━━━━━ Material supplied ━━━━━

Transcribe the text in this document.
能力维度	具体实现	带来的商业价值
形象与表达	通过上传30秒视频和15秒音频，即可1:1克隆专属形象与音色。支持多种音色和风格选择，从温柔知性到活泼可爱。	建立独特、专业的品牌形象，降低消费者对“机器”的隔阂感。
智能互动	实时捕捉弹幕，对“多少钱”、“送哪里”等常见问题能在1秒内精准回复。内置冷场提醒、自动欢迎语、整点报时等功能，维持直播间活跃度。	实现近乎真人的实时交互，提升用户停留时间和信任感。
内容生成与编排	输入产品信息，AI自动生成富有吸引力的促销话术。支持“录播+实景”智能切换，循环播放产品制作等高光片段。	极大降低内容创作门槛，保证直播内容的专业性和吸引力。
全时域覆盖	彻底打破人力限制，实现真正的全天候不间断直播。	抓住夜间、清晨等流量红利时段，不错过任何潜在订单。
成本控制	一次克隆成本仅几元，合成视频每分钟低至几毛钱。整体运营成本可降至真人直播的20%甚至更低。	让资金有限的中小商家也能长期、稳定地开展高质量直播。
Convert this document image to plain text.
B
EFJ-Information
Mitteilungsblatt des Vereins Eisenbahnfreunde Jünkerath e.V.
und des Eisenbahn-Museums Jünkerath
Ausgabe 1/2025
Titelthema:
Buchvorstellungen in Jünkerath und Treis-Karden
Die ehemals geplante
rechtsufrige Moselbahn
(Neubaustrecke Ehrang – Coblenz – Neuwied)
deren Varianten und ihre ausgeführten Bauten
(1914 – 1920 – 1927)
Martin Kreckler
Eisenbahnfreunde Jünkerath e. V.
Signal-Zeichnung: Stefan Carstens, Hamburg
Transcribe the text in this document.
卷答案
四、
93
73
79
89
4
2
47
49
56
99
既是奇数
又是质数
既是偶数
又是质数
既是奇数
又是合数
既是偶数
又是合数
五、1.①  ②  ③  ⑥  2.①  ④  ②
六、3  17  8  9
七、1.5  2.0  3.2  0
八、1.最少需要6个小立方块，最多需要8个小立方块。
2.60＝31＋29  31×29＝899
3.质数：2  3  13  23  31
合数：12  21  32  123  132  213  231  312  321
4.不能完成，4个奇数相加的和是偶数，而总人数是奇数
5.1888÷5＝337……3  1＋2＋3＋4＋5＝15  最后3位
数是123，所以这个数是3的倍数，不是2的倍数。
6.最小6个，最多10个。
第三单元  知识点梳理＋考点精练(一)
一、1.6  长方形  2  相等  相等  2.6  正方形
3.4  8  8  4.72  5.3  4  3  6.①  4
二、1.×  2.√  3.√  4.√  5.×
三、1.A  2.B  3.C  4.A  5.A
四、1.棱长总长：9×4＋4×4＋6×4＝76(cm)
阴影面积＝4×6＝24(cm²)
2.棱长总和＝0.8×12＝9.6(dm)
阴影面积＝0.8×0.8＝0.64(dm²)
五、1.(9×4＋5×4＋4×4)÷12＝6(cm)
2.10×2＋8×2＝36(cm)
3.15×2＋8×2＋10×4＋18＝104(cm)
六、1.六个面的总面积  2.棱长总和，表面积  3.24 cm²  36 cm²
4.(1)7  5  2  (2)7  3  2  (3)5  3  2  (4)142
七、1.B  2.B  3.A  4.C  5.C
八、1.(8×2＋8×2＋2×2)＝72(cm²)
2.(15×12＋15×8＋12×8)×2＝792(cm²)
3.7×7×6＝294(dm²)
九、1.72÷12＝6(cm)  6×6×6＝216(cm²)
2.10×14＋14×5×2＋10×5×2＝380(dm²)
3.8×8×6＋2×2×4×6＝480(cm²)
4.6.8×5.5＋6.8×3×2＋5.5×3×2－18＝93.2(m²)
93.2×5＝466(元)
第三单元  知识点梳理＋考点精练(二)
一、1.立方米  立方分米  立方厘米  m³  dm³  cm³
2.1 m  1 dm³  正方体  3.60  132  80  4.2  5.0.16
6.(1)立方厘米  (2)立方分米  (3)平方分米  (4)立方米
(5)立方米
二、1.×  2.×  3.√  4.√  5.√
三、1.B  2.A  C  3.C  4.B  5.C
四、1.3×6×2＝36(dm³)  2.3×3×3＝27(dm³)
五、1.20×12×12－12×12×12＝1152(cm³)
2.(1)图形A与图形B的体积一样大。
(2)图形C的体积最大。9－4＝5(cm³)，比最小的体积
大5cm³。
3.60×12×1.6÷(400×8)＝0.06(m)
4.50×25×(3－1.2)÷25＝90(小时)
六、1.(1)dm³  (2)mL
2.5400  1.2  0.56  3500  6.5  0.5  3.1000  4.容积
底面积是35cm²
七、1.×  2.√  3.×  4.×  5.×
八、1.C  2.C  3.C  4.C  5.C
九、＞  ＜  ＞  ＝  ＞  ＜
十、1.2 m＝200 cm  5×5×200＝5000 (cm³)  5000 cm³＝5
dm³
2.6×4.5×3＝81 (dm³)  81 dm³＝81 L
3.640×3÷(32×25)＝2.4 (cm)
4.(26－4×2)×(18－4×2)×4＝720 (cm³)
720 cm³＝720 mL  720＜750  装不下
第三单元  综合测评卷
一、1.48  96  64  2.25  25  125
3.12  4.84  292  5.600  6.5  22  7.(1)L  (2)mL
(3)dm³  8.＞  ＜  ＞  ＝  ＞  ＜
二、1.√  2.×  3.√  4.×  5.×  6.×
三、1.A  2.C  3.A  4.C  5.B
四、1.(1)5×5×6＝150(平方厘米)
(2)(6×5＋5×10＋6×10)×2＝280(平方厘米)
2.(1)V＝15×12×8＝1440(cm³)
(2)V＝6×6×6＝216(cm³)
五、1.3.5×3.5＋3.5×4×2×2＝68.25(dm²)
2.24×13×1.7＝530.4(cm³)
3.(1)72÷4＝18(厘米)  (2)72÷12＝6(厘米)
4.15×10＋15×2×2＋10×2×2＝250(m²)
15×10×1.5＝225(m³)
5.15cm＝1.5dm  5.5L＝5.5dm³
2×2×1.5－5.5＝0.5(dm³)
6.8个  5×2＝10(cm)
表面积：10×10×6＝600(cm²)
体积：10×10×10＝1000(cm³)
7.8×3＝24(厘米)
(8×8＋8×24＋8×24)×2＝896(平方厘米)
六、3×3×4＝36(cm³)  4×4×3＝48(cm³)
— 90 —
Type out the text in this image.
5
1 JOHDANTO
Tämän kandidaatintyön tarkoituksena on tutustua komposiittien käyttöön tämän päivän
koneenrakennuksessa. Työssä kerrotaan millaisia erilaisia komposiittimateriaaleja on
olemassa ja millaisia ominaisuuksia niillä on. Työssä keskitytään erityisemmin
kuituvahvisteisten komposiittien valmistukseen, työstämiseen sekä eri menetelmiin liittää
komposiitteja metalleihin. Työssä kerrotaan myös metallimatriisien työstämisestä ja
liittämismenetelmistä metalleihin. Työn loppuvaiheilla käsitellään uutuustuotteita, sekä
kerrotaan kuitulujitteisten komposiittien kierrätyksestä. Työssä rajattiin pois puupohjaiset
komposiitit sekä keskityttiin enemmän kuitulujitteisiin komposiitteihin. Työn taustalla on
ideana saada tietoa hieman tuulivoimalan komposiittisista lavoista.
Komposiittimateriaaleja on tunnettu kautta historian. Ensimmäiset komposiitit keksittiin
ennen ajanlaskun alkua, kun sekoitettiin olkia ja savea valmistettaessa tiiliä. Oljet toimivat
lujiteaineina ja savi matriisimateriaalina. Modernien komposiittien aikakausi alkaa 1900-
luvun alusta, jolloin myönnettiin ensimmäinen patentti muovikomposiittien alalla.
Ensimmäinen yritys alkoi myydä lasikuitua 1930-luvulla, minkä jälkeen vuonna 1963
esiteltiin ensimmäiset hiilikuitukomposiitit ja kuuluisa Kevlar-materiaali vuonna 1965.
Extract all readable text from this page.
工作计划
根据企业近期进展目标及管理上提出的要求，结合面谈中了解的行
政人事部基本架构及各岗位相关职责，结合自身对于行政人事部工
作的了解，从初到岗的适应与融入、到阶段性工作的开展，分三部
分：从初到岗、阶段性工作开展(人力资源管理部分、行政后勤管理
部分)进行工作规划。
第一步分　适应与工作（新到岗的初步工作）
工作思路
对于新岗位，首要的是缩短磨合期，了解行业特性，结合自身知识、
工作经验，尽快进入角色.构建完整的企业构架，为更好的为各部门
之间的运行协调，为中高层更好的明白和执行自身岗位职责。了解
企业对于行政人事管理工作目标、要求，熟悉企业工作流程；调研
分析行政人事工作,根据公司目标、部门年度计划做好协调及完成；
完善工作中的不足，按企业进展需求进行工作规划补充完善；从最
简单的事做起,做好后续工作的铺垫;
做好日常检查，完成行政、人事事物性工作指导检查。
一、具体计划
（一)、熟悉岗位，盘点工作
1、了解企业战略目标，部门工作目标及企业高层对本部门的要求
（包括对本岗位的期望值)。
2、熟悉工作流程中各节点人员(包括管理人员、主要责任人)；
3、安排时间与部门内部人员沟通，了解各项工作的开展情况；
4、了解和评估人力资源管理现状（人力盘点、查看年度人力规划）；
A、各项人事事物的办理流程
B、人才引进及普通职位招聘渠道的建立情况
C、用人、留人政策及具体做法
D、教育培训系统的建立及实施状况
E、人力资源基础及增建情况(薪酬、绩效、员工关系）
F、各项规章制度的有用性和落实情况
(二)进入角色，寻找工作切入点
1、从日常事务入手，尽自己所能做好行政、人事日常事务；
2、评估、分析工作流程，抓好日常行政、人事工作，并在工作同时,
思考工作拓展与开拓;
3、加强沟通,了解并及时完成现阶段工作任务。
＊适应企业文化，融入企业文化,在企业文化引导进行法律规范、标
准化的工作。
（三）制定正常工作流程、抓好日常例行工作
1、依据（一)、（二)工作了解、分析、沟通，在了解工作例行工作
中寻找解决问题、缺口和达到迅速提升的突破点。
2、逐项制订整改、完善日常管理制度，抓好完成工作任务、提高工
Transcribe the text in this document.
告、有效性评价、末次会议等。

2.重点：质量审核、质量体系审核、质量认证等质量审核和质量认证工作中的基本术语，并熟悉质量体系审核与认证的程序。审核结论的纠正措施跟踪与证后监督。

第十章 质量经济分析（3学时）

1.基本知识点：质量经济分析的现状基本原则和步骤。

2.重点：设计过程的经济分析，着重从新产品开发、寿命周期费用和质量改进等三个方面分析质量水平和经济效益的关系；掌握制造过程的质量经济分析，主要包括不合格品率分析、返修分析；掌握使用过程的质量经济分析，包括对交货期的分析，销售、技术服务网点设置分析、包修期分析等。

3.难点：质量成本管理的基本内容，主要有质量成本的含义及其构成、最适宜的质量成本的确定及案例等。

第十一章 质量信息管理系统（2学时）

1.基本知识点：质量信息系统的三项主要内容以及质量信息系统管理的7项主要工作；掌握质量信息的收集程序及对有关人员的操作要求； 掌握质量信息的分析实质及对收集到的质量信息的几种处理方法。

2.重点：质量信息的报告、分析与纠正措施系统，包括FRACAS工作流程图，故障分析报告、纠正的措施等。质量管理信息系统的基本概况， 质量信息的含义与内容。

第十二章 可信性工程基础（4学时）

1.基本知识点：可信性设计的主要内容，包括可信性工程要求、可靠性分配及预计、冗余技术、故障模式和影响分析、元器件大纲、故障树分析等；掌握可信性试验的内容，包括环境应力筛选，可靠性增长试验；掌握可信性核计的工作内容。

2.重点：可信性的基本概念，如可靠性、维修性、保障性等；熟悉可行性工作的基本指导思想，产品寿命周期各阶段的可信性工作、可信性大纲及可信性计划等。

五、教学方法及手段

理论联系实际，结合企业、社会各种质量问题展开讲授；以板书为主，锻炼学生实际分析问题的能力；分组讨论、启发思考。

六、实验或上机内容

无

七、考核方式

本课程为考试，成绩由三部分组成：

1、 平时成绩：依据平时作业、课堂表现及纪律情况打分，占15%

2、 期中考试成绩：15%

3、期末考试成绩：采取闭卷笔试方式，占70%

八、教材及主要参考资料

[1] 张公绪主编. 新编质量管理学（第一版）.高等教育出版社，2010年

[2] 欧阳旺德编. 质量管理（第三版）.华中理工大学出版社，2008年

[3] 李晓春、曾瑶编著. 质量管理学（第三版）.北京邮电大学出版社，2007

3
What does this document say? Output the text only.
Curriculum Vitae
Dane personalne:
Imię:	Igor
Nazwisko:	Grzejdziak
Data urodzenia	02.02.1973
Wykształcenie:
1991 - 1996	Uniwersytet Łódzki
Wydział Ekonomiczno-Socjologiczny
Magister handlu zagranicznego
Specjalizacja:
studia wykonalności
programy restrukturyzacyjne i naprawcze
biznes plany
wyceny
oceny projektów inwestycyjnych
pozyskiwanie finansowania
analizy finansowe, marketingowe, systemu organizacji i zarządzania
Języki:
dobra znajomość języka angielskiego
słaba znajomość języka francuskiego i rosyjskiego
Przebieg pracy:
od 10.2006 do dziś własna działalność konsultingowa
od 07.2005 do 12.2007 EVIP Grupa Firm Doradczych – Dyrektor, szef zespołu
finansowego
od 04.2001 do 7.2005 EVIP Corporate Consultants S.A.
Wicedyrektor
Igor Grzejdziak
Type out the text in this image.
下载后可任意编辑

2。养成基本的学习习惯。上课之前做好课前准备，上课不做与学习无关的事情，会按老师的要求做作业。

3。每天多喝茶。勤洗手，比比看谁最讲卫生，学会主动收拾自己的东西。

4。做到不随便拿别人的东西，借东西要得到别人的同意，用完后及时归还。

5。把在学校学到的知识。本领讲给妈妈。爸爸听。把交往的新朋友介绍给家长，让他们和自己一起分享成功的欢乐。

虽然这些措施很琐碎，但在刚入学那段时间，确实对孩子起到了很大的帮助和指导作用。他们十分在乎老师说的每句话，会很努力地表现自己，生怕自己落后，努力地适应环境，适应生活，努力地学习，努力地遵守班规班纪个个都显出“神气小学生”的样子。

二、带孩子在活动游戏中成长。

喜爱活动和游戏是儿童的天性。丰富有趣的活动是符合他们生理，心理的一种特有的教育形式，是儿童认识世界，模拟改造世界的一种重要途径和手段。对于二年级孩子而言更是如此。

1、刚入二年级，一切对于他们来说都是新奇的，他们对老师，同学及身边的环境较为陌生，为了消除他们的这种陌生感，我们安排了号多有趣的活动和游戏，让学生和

━━━━━

*Written request*: Search the entries for the word "立方分米", then list each line that holds it.

*Response to this task*:
一、1.立方米  立方分米  立方厘米  m³  dm³  cm³
6.(1)立方厘米  (2)立方分米  (3)平方分米  (4)立方米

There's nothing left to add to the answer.